Data excerpts:
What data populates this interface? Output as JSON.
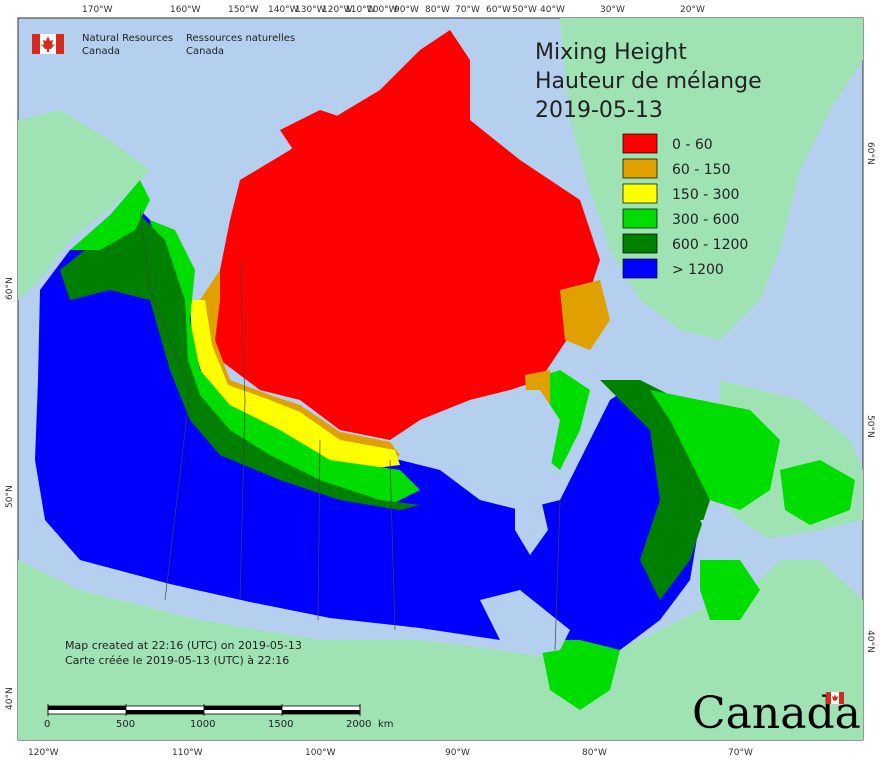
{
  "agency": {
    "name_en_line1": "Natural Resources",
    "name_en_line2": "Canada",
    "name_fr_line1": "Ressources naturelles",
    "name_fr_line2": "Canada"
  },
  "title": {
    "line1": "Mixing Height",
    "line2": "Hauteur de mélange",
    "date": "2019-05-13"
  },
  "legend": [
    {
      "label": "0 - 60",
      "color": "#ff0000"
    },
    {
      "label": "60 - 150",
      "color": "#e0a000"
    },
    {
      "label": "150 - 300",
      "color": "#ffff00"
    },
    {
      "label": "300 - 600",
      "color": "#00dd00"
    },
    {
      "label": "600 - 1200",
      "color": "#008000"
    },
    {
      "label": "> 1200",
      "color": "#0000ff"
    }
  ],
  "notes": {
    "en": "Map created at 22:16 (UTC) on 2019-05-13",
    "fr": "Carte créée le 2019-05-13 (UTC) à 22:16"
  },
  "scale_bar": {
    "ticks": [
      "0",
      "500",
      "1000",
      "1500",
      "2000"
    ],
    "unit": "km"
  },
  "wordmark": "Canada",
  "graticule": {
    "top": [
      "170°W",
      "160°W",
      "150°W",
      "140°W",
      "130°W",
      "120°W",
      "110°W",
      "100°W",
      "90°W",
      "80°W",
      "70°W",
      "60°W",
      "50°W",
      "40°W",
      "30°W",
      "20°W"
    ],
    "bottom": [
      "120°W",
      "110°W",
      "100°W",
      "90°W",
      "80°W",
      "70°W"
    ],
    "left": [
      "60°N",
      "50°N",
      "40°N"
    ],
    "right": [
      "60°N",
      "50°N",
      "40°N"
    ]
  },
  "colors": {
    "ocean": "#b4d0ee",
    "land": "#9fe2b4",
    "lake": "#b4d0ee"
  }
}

Stated task: Repeat the material above word for word, please, apart from its images.

Exercise response:
What data populates this interface? Output as JSON.
{
  "agency": {
    "name_en_line1": "Natural Resources",
    "name_en_line2": "Canada",
    "name_fr_line1": "Ressources naturelles",
    "name_fr_line2": "Canada"
  },
  "title": {
    "line1": "Mixing Height",
    "line2": "Hauteur de mélange",
    "date": "2019-05-13"
  },
  "legend": [
    {
      "label": "0 - 60",
      "color": "#ff0000"
    },
    {
      "label": "60 - 150",
      "color": "#e0a000"
    },
    {
      "label": "150 - 300",
      "color": "#ffff00"
    },
    {
      "label": "300 - 600",
      "color": "#00dd00"
    },
    {
      "label": "600 - 1200",
      "color": "#008000"
    },
    {
      "label": "> 1200",
      "color": "#0000ff"
    }
  ],
  "notes": {
    "en": "Map created at 22:16 (UTC) on 2019-05-13",
    "fr": "Carte créée le 2019-05-13 (UTC) à 22:16"
  },
  "scale_bar": {
    "ticks": [
      "0",
      "500",
      "1000",
      "1500",
      "2000"
    ],
    "unit": "km"
  },
  "wordmark": "Canada",
  "graticule": {
    "top": [
      "170°W",
      "160°W",
      "150°W",
      "140°W",
      "130°W",
      "120°W",
      "110°W",
      "100°W",
      "90°W",
      "80°W",
      "70°W",
      "60°W",
      "50°W",
      "40°W",
      "30°W",
      "20°W"
    ],
    "bottom": [
      "120°W",
      "110°W",
      "100°W",
      "90°W",
      "80°W",
      "70°W"
    ],
    "left": [
      "60°N",
      "50°N",
      "40°N"
    ],
    "right": [
      "60°N",
      "50°N",
      "40°N"
    ]
  },
  "colors": {
    "ocean": "#b4d0ee",
    "land": "#9fe2b4",
    "lake": "#b4d0ee"
  }
}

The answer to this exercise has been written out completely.